═════ EXTRACTED ENTRIES
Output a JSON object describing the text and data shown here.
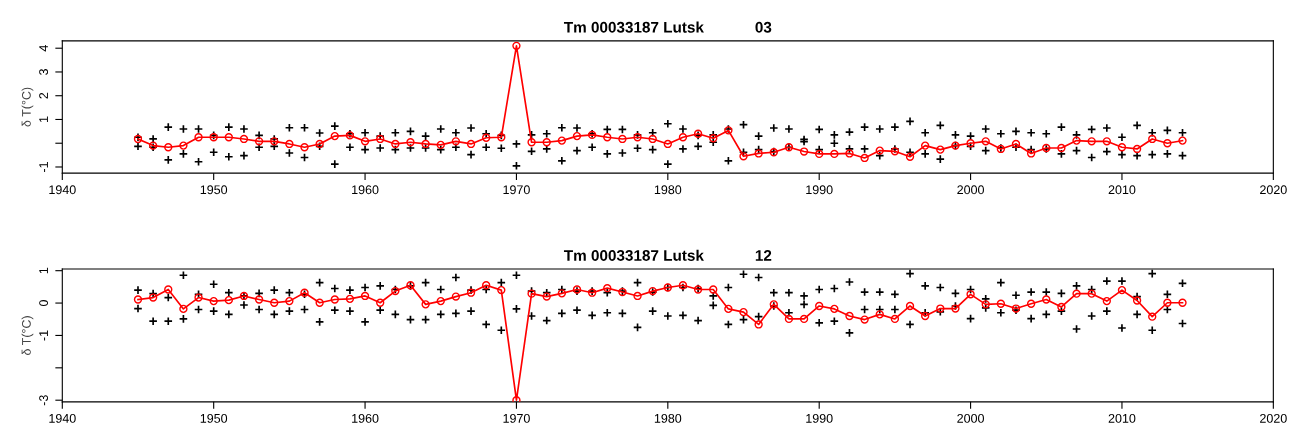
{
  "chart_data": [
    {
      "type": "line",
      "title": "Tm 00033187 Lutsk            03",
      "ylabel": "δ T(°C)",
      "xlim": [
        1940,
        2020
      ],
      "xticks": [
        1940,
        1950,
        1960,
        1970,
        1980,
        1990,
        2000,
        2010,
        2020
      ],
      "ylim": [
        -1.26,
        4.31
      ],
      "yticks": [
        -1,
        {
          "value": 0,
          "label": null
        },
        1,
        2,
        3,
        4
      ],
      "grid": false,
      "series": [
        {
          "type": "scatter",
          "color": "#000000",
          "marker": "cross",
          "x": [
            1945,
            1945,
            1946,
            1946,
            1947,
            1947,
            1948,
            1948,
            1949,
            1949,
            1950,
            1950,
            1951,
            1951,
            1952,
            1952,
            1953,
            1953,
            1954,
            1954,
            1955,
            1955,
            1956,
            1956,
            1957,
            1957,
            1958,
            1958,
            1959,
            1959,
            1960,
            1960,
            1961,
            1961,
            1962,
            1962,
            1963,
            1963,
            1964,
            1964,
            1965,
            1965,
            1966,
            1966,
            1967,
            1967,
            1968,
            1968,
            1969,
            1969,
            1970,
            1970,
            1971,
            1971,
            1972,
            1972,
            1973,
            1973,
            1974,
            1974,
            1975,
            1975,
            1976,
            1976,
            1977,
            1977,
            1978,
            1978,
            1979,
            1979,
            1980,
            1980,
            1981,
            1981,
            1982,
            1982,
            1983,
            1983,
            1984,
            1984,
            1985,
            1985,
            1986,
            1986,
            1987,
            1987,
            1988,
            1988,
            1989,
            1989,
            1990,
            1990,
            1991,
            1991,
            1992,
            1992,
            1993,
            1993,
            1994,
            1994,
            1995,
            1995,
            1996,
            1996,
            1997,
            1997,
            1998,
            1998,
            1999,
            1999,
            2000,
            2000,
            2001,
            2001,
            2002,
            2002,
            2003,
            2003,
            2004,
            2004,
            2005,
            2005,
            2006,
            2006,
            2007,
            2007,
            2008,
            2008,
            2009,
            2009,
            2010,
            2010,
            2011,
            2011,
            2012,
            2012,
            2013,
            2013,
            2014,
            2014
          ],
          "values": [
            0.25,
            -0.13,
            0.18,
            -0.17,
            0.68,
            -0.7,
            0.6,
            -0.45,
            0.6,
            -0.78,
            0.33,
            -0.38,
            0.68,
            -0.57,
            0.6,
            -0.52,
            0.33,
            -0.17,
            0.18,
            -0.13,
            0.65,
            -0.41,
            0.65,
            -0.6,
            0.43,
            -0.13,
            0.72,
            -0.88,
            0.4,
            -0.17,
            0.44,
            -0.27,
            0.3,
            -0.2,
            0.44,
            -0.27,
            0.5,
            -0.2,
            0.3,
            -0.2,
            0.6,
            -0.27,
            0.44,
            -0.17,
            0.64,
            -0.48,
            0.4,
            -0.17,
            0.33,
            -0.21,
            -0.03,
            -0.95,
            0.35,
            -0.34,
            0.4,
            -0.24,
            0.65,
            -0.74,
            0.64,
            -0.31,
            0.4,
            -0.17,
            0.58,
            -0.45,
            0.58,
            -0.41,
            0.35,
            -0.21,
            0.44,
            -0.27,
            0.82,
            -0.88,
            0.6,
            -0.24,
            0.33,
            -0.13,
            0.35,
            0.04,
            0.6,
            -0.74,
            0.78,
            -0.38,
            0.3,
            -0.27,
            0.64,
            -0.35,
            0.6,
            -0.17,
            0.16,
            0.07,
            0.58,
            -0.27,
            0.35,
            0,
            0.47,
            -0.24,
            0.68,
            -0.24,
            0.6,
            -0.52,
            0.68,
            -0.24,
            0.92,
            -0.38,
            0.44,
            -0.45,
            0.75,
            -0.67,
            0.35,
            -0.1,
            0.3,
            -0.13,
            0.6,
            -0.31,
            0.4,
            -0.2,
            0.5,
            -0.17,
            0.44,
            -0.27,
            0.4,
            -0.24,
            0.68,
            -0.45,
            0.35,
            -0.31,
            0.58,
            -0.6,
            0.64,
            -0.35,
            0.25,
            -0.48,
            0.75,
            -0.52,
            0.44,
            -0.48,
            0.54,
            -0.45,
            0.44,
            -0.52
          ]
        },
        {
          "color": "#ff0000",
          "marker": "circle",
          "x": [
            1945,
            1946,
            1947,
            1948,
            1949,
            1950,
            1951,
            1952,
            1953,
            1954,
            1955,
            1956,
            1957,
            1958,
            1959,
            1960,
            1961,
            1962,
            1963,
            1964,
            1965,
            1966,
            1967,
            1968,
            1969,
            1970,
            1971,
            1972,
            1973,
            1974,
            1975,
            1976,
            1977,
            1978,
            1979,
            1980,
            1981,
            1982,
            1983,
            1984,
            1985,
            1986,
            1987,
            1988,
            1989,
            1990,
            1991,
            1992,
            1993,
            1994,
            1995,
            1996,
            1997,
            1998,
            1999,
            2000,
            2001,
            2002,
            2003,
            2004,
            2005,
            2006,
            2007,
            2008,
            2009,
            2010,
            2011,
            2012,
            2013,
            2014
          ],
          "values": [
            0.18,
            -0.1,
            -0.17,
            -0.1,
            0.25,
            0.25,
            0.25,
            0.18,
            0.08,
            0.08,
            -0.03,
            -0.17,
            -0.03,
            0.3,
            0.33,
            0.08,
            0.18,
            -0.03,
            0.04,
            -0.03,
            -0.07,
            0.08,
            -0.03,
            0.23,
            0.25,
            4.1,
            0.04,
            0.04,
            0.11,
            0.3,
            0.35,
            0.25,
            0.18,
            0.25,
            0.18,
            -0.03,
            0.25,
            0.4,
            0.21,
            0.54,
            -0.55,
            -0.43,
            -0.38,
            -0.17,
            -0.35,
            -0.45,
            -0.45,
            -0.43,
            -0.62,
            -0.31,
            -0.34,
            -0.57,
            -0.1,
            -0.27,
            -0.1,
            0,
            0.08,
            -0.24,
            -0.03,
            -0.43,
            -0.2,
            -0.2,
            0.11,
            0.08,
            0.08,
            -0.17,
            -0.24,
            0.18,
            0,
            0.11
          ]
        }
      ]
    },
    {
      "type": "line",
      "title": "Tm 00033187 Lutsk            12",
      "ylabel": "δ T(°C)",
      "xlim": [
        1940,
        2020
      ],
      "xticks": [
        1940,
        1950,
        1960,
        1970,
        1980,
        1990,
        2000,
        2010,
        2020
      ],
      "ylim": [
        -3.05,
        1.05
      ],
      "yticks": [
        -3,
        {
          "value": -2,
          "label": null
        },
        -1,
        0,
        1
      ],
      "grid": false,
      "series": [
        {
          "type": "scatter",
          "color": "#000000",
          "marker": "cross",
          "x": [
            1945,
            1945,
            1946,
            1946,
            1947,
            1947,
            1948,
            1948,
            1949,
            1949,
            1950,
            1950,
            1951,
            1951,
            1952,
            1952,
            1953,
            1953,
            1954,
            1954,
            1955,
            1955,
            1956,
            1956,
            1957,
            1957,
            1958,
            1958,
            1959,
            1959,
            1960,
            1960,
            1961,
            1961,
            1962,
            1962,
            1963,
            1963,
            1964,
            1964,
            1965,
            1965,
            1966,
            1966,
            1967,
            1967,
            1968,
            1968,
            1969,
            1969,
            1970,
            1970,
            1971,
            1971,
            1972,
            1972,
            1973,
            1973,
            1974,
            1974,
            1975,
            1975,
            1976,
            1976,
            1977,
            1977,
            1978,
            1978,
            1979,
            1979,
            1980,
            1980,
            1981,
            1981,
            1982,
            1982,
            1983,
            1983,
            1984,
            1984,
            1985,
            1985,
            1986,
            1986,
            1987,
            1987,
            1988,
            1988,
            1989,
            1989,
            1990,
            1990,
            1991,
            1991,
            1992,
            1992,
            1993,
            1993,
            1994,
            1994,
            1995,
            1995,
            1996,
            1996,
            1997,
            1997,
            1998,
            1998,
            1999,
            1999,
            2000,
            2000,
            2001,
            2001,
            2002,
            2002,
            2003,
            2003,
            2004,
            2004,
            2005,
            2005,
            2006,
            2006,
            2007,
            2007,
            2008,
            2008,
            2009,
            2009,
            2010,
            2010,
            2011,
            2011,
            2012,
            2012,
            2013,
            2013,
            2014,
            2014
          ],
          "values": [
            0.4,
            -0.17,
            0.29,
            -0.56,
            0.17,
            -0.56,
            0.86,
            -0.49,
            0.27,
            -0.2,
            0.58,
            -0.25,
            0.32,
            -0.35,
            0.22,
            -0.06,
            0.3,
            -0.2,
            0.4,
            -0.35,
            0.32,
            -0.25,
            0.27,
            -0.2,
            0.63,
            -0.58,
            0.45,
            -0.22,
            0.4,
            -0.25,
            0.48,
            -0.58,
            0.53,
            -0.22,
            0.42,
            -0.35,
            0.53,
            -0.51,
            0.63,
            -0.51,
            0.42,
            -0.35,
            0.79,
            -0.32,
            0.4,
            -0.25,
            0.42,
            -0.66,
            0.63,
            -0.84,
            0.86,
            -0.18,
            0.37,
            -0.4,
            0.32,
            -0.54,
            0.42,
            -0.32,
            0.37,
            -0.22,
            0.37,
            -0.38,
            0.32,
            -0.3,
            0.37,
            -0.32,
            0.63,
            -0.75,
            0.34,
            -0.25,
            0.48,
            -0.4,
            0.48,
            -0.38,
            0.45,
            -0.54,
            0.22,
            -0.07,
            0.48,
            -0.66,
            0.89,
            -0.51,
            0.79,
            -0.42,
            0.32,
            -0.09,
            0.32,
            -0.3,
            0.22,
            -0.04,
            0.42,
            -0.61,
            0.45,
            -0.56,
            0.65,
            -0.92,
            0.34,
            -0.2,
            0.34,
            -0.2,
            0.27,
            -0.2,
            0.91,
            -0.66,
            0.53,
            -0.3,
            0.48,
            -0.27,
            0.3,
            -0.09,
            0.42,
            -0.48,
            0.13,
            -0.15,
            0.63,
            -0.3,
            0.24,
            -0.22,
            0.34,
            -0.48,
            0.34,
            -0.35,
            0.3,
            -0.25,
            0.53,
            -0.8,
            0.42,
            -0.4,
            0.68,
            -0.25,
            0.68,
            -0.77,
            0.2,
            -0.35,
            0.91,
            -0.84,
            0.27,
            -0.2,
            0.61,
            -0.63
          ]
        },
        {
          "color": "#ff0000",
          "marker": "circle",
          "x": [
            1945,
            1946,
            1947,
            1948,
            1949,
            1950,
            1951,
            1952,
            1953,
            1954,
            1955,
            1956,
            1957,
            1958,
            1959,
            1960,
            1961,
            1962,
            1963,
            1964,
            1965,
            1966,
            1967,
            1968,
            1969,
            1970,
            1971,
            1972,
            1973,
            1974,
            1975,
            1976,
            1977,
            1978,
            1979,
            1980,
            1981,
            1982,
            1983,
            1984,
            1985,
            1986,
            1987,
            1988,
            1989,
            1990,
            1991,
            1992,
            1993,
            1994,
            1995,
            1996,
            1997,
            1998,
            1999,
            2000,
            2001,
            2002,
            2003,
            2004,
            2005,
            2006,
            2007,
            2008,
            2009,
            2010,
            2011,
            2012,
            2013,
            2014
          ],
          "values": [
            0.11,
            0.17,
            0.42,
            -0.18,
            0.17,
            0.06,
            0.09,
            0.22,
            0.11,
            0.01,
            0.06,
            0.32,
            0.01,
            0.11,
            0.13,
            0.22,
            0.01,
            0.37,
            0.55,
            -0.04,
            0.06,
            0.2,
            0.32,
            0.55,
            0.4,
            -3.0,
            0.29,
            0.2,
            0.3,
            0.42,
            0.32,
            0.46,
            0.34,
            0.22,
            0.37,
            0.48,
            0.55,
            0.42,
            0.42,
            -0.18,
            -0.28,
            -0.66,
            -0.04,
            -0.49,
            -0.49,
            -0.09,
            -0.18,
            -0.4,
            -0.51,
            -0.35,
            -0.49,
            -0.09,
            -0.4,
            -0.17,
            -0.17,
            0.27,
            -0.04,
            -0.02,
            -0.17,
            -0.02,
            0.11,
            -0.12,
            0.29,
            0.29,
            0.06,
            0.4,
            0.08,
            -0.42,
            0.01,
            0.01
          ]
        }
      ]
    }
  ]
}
══════════
═════ EXTRACTED ENTRIES
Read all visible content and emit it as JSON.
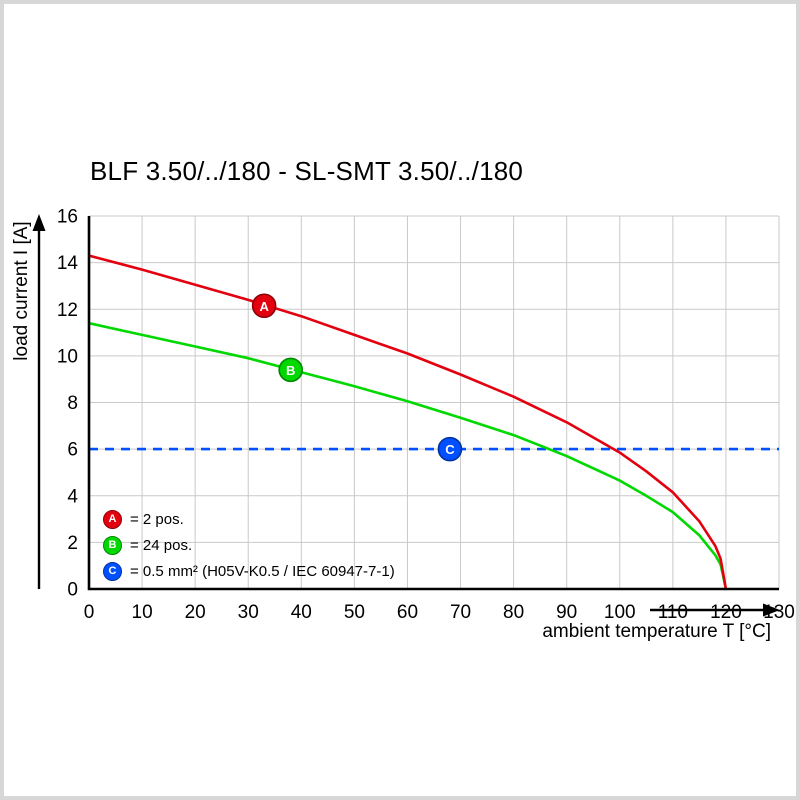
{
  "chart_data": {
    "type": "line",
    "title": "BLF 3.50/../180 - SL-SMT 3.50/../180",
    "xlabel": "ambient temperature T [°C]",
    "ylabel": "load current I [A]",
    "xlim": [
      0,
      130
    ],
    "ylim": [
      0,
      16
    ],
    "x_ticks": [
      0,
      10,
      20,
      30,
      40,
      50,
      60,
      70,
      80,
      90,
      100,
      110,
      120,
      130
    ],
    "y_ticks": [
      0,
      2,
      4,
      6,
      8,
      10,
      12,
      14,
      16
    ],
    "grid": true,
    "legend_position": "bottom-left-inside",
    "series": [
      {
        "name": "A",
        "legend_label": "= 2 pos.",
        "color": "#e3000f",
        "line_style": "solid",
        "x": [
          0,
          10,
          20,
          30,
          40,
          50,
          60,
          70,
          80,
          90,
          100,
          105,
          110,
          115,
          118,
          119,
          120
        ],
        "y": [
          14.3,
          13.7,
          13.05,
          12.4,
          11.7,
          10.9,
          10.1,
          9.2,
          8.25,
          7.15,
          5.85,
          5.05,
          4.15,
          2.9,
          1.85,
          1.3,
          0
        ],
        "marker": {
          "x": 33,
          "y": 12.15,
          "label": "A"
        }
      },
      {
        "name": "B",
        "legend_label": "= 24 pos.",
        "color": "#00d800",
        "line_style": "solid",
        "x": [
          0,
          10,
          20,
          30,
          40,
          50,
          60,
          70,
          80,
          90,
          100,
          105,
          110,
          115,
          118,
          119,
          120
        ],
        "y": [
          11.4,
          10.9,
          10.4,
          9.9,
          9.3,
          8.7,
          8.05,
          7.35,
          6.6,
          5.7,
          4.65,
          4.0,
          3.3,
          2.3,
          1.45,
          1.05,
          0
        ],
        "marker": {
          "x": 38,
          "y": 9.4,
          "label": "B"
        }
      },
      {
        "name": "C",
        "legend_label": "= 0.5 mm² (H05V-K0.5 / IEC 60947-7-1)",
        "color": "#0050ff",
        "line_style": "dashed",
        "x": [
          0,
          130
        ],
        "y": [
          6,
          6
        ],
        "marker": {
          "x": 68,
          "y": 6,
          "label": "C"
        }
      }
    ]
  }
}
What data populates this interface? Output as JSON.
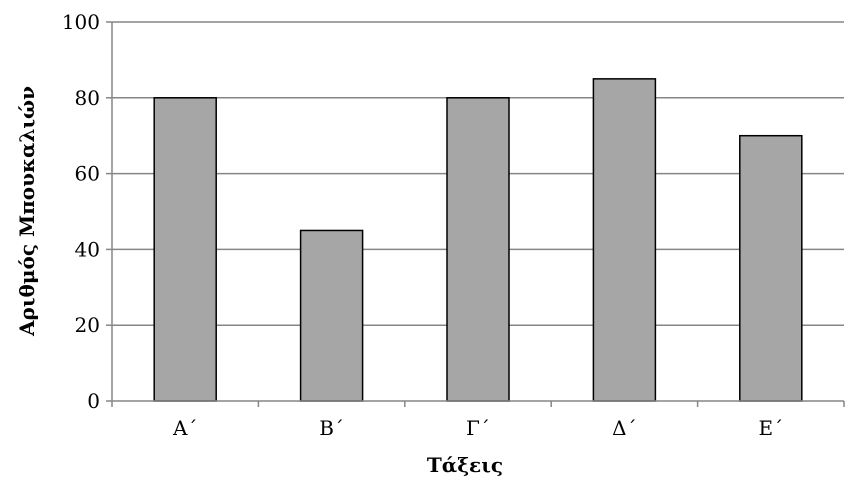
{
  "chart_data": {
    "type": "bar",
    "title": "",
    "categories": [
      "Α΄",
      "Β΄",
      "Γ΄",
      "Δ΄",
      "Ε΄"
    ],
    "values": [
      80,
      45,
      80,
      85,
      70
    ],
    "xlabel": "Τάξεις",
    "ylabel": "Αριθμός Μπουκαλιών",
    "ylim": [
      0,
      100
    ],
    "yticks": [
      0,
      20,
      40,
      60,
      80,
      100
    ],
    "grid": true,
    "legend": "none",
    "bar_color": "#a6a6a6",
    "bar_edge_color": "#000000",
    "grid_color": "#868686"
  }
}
══════════
═════ EXTRACTED ENTRIES
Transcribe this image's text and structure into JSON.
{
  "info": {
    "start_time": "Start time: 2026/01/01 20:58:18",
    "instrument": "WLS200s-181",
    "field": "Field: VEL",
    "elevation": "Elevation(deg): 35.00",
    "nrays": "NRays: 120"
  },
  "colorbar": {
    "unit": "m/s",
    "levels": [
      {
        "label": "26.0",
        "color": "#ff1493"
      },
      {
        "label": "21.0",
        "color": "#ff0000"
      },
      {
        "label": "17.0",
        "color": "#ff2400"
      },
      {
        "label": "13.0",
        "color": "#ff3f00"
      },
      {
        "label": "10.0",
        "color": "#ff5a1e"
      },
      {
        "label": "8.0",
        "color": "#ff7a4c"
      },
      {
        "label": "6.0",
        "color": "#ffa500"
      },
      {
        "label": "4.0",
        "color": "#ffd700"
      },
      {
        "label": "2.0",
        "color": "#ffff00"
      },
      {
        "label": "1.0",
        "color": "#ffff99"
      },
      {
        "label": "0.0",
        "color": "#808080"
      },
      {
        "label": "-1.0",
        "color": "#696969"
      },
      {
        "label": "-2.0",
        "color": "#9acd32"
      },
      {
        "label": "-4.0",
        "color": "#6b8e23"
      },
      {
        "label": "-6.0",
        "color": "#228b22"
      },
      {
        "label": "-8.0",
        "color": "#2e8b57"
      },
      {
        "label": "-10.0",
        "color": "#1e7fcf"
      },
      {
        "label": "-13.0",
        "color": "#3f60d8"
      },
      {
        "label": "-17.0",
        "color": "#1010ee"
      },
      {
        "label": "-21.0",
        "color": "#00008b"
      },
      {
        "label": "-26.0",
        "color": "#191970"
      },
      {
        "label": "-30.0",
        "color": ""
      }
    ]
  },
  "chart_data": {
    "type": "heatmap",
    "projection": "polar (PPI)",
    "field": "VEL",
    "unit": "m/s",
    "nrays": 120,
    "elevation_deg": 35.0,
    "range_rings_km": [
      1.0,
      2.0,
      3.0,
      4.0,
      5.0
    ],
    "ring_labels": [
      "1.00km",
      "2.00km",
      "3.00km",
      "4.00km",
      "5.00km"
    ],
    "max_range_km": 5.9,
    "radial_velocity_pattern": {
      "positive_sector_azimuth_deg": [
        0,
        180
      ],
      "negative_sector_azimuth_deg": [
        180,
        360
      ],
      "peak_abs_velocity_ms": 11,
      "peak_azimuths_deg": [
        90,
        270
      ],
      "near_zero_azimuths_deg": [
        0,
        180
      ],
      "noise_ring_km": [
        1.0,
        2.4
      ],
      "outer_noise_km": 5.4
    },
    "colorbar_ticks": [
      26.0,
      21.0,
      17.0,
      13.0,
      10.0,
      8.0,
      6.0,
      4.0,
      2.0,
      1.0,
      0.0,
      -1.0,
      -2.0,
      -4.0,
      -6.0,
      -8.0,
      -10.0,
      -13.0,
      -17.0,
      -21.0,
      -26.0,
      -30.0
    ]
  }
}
══════════
■ **WHAT IS ASKED**
Go through the material above and copy each line that has the word "xlabel".

■ **FULL ANSWER**
    "xlabel": "ambient temperature T [°C]",
    "xlabel": "Τάξεις",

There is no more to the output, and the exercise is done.